* _Dataset excerpts_:
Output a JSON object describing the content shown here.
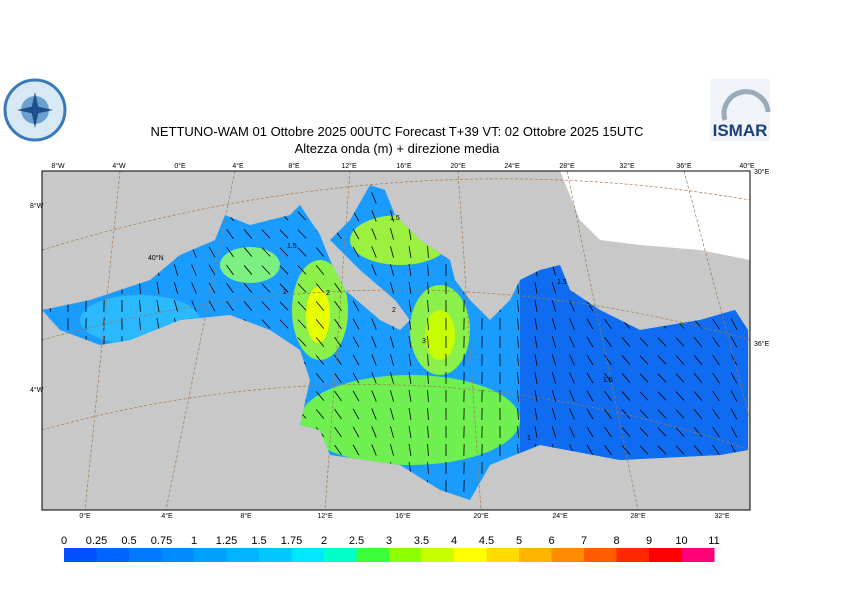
{
  "header": {
    "title": "NETTUNO-WAM  01  Ottobre  2025 00UTC Forecast T+39 VT: 02  Ottobre  2025 15UTC",
    "subtitle": "Altezza onda (m) + direzione media",
    "logo_right": "ISMAR"
  },
  "map": {
    "top_labels": [
      "8°W",
      "4°W",
      "0°E",
      "4°E",
      "8°E",
      "12°E",
      "16°E",
      "20°E",
      "24°E",
      "28°E",
      "32°E",
      "36°E",
      "40°E"
    ],
    "bottom_labels": [
      "0°E",
      "4°E",
      "8°E",
      "12°E",
      "16°E",
      "20°E",
      "24°E",
      "28°E",
      "32°E"
    ],
    "left_labels": [
      "8°W",
      "4°W"
    ],
    "right_labels": [
      "30°E",
      "36°E"
    ],
    "inner_label": "40°N",
    "contour_labels": [
      "1.5",
      "1.5",
      "2",
      "2",
      "3",
      "2",
      "1.5",
      "1.5",
      "1"
    ]
  },
  "legend": {
    "labels": [
      "0",
      "0.25",
      "0.5",
      "0.75",
      "1",
      "1.25",
      "1.5",
      "1.75",
      "2",
      "2.5",
      "3",
      "3.5",
      "4",
      "4.5",
      "5",
      "6",
      "7",
      "8",
      "9",
      "10",
      "11"
    ],
    "colors": [
      "#0050ff",
      "#0064ff",
      "#0078ff",
      "#008cff",
      "#00a0ff",
      "#00b4ff",
      "#00c8ff",
      "#00e6ff",
      "#00ffc8",
      "#3cff3c",
      "#8cff00",
      "#c8ff00",
      "#ffff00",
      "#ffdc00",
      "#ffb400",
      "#ff8c00",
      "#ff5a00",
      "#ff2800",
      "#ff0000",
      "#ff0078",
      "#ff00c8"
    ]
  }
}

* _Set exercise_:
In your copy, repeat each record exactly and include no pictures.

* _Task answer_:
Output a JSON object describing the content shown here.
{
  "header": {
    "title": "NETTUNO-WAM  01  Ottobre  2025 00UTC Forecast T+39 VT: 02  Ottobre  2025 15UTC",
    "subtitle": "Altezza onda (m) + direzione media",
    "logo_right": "ISMAR"
  },
  "map": {
    "top_labels": [
      "8°W",
      "4°W",
      "0°E",
      "4°E",
      "8°E",
      "12°E",
      "16°E",
      "20°E",
      "24°E",
      "28°E",
      "32°E",
      "36°E",
      "40°E"
    ],
    "bottom_labels": [
      "0°E",
      "4°E",
      "8°E",
      "12°E",
      "16°E",
      "20°E",
      "24°E",
      "28°E",
      "32°E"
    ],
    "left_labels": [
      "8°W",
      "4°W"
    ],
    "right_labels": [
      "30°E",
      "36°E"
    ],
    "inner_label": "40°N",
    "contour_labels": [
      "1.5",
      "1.5",
      "2",
      "2",
      "3",
      "2",
      "1.5",
      "1.5",
      "1"
    ]
  },
  "legend": {
    "labels": [
      "0",
      "0.25",
      "0.5",
      "0.75",
      "1",
      "1.25",
      "1.5",
      "1.75",
      "2",
      "2.5",
      "3",
      "3.5",
      "4",
      "4.5",
      "5",
      "6",
      "7",
      "8",
      "9",
      "10",
      "11"
    ],
    "colors": [
      "#0050ff",
      "#0064ff",
      "#0078ff",
      "#008cff",
      "#00a0ff",
      "#00b4ff",
      "#00c8ff",
      "#00e6ff",
      "#00ffc8",
      "#3cff3c",
      "#8cff00",
      "#c8ff00",
      "#ffff00",
      "#ffdc00",
      "#ffb400",
      "#ff8c00",
      "#ff5a00",
      "#ff2800",
      "#ff0000",
      "#ff0078",
      "#ff00c8"
    ]
  }
}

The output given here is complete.